> _WORK REQUIRED_: Copy the material verbatim, starting at its first line and stopping after the line that contains "row-selector[interactable] bbox=[0, 51, 14, 248]".

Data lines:
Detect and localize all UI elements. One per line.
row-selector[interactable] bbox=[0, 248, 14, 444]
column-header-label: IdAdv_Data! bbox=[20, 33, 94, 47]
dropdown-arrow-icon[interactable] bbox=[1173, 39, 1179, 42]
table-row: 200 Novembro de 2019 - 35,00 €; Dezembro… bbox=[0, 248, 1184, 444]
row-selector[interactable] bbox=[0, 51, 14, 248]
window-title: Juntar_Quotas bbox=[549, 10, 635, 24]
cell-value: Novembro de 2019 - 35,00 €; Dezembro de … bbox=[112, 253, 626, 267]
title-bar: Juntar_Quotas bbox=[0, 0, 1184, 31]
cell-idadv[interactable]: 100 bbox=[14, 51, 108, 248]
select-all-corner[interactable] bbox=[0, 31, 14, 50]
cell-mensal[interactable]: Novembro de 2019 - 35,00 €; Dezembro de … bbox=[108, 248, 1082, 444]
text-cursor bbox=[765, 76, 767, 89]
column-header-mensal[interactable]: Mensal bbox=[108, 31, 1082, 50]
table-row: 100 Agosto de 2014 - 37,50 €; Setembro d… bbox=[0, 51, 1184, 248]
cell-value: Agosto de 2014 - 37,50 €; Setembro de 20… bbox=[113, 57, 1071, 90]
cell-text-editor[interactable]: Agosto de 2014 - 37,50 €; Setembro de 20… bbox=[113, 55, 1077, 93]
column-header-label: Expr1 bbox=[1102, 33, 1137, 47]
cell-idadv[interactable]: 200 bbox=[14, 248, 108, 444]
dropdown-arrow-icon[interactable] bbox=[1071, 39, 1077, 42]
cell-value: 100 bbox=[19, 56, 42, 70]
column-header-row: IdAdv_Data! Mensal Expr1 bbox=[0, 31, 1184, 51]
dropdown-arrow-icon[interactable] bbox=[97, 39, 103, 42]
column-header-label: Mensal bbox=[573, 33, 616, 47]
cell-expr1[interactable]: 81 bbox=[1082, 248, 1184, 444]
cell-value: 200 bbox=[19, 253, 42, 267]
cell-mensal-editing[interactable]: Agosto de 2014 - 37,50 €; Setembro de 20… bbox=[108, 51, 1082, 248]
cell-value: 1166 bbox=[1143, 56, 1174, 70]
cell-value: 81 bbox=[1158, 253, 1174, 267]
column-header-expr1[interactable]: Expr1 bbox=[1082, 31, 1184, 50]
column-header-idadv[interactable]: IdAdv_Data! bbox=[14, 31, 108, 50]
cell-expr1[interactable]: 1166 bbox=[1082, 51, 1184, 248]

> _FINISHED TASK_:
Detect and localize all UI elements. One per line.
row-selector[interactable] bbox=[0, 248, 14, 444]
column-header-label: IdAdv_Data! bbox=[20, 33, 94, 47]
dropdown-arrow-icon[interactable] bbox=[1173, 39, 1179, 42]
table-row: 200 Novembro de 2019 - 35,00 €; Dezembro… bbox=[0, 248, 1184, 444]
row-selector[interactable] bbox=[0, 51, 14, 248]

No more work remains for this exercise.